WHAT THIS TASK INVOLVES: Write out everything from the very start of the entries down to the line containing "efficientsurf-frog — [1095, 322, 1270, 453]", including that line, copying each line character for character.
Start of LISTING
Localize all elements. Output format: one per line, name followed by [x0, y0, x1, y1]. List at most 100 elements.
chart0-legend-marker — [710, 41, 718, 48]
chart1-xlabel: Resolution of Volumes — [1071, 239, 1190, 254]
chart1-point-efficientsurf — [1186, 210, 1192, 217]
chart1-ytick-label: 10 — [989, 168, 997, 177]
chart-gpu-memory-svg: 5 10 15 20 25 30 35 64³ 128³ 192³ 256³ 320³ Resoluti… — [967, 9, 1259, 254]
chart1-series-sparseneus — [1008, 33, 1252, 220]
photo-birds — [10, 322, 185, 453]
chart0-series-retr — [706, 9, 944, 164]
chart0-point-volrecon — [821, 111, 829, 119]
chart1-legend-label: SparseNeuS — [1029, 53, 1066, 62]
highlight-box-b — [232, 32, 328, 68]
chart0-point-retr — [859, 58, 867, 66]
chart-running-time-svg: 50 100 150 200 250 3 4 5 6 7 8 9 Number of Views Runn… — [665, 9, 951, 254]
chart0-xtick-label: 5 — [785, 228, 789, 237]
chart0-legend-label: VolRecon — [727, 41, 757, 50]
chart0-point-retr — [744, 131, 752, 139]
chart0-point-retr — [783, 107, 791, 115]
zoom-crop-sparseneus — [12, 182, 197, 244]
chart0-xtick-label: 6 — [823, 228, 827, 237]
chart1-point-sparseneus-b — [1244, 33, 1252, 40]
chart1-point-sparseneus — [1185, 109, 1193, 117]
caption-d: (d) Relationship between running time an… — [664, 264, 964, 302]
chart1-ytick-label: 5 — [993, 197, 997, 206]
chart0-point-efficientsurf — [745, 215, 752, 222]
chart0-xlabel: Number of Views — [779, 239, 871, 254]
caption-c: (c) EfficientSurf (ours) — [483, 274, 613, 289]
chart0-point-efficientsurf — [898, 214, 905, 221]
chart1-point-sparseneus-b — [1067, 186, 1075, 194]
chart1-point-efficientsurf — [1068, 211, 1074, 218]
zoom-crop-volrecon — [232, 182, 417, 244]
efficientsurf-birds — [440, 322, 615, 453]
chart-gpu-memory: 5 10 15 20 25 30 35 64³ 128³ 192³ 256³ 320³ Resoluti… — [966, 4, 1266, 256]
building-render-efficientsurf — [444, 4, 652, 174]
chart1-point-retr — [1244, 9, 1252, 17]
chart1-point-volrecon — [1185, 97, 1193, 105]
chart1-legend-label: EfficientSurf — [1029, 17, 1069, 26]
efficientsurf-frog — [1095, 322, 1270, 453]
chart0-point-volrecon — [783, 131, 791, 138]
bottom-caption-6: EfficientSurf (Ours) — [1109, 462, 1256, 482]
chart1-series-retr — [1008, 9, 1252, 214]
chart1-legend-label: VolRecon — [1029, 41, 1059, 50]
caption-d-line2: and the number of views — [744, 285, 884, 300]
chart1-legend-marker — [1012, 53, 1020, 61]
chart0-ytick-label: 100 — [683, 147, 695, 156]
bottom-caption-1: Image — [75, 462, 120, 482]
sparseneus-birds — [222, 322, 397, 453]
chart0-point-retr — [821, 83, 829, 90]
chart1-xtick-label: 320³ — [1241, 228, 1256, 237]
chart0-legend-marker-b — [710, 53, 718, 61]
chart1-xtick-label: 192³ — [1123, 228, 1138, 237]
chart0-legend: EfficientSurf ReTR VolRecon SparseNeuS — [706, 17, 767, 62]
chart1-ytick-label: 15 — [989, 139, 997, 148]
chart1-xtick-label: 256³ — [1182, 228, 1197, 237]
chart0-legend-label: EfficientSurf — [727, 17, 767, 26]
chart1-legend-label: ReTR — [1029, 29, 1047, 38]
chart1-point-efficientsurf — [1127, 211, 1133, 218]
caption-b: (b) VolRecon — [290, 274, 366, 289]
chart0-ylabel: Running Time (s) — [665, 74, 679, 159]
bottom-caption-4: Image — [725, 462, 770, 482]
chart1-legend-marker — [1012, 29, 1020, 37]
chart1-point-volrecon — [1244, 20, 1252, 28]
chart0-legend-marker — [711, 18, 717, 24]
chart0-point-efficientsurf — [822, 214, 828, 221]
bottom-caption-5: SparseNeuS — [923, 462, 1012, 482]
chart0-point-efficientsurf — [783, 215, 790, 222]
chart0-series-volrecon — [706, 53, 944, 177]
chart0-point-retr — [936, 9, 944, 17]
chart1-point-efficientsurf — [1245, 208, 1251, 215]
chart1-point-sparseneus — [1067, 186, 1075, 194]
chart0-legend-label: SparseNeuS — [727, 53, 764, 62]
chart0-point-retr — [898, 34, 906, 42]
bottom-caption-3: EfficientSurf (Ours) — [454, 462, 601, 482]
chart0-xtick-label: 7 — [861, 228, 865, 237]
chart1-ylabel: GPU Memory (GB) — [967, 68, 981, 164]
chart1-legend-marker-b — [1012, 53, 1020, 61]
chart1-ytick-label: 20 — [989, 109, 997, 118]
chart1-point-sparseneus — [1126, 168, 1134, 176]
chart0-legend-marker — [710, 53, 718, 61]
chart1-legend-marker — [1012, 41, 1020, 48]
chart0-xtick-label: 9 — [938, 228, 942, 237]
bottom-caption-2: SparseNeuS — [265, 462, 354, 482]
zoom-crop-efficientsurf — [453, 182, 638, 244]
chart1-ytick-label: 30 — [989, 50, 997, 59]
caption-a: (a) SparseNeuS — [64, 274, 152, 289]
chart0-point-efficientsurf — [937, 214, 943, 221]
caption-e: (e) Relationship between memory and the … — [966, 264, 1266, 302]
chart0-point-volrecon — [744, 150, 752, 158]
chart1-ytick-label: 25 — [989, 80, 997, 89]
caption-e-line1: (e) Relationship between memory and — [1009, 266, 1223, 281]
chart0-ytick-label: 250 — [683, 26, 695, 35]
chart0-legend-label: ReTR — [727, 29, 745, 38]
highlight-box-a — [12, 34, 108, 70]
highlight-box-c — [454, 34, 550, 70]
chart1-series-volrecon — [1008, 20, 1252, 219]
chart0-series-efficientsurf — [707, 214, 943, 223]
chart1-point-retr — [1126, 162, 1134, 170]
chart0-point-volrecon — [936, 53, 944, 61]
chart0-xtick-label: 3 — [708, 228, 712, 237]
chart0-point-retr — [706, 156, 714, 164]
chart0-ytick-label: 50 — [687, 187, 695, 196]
End of LISTING
SOLUTION FOR THIS PROBLEM:
Localize all elements. Output format: one per line, name followed by [x0, y0, x1, y1]. List at most 100 elements.
chart0-legend-marker — [710, 41, 718, 48]
chart1-xlabel: Resolution of Volumes — [1071, 239, 1190, 254]
chart1-point-efficientsurf — [1186, 210, 1192, 217]
chart1-ytick-label: 10 — [989, 168, 997, 177]
chart-gpu-memory-svg: 5 10 15 20 25 30 35 64³ 128³ 192³ 256³ 320³ Resoluti… — [967, 9, 1259, 254]
chart1-series-sparseneus — [1008, 33, 1252, 220]
photo-birds — [10, 322, 185, 453]
chart0-series-retr — [706, 9, 944, 164]
chart0-point-volrecon — [821, 111, 829, 119]
chart1-legend-label: SparseNeuS — [1029, 53, 1066, 62]
highlight-box-b — [232, 32, 328, 68]
chart0-point-retr — [859, 58, 867, 66]
chart-running-time-svg: 50 100 150 200 250 3 4 5 6 7 8 9 Number of Views Runn… — [665, 9, 951, 254]
chart0-xtick-label: 5 — [785, 228, 789, 237]
chart0-legend-label: VolRecon — [727, 41, 757, 50]
chart0-point-retr — [744, 131, 752, 139]
chart0-point-retr — [783, 107, 791, 115]
zoom-crop-sparseneus — [12, 182, 197, 244]
chart0-xtick-label: 6 — [823, 228, 827, 237]
chart1-point-sparseneus-b — [1244, 33, 1252, 40]
chart1-point-sparseneus — [1185, 109, 1193, 117]
caption-d: (d) Relationship between running time an… — [664, 264, 964, 302]
chart1-ytick-label: 5 — [993, 197, 997, 206]
chart0-point-efficientsurf — [745, 215, 752, 222]
chart0-xlabel: Number of Views — [779, 239, 871, 254]
caption-c: (c) EfficientSurf (ours) — [483, 274, 613, 289]
chart0-point-efficientsurf — [898, 214, 905, 221]
chart1-point-sparseneus-b — [1067, 186, 1075, 194]
chart1-point-efficientsurf — [1068, 211, 1074, 218]
zoom-crop-volrecon — [232, 182, 417, 244]
efficientsurf-birds — [440, 322, 615, 453]
chart-gpu-memory: 5 10 15 20 25 30 35 64³ 128³ 192³ 256³ 320³ Resoluti… — [966, 4, 1266, 256]
building-render-efficientsurf — [444, 4, 652, 174]
chart1-point-retr — [1244, 9, 1252, 17]
chart1-point-volrecon — [1185, 97, 1193, 105]
chart1-legend-label: EfficientSurf — [1029, 17, 1069, 26]
efficientsurf-frog — [1095, 322, 1270, 453]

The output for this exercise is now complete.